AVAILABLE RECORDS:
— Begin —
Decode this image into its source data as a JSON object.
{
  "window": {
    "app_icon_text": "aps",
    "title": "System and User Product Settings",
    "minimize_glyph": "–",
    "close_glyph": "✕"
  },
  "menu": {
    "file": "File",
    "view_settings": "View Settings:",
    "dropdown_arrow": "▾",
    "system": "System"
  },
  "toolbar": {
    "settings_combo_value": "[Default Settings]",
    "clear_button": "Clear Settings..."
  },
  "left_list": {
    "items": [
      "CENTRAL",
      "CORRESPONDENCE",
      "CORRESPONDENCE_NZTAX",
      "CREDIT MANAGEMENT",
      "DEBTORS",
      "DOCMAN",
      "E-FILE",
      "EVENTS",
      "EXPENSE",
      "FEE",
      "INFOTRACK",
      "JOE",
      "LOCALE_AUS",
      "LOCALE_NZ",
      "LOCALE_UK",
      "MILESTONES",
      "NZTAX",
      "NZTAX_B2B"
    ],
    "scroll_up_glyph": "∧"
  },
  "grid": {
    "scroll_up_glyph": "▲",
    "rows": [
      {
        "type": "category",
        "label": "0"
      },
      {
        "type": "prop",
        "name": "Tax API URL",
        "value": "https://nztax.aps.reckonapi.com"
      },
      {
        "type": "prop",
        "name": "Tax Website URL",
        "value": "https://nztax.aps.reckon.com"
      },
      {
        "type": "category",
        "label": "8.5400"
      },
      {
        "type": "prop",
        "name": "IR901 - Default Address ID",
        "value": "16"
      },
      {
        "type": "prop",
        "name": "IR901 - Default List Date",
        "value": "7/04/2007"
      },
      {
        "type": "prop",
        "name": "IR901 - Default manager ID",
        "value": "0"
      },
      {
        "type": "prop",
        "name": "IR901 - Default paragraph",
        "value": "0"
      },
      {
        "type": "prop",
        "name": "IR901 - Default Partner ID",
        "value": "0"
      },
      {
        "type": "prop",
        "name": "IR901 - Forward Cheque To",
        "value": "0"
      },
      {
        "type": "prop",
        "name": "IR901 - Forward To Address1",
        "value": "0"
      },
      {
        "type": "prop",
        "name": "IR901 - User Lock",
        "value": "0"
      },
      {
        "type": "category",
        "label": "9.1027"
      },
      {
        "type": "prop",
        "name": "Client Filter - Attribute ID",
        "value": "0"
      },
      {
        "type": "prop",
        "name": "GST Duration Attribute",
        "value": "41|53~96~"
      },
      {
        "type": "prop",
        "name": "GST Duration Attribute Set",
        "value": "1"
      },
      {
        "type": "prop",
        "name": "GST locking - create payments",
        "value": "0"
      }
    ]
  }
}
— End —
— Begin —
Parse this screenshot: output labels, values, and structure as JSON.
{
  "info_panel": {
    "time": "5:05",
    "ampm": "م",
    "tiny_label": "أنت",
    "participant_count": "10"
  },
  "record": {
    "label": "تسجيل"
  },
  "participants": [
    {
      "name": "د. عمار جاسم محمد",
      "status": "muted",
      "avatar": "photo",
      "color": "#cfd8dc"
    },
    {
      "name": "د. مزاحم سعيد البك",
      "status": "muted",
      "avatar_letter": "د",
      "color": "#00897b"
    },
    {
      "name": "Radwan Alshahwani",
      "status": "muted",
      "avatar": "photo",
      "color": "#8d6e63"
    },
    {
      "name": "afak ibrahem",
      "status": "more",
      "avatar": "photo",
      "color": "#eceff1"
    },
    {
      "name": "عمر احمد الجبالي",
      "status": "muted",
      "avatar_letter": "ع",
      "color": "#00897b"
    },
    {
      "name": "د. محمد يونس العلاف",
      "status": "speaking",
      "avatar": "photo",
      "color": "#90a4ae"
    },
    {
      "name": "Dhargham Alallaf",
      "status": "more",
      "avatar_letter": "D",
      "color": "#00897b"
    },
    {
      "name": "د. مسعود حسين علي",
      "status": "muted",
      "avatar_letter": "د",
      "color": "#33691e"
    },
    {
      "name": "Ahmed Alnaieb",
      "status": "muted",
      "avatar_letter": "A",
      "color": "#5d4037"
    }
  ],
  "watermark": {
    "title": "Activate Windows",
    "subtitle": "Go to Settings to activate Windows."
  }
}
— End —
WRITTEN TASK:
Read the data above and pull out each line that holds the string "Duration".

SOLVED PROBLEM:
        "name": "GST Duration Attribute",
        "name": "GST Duration Attribute Set",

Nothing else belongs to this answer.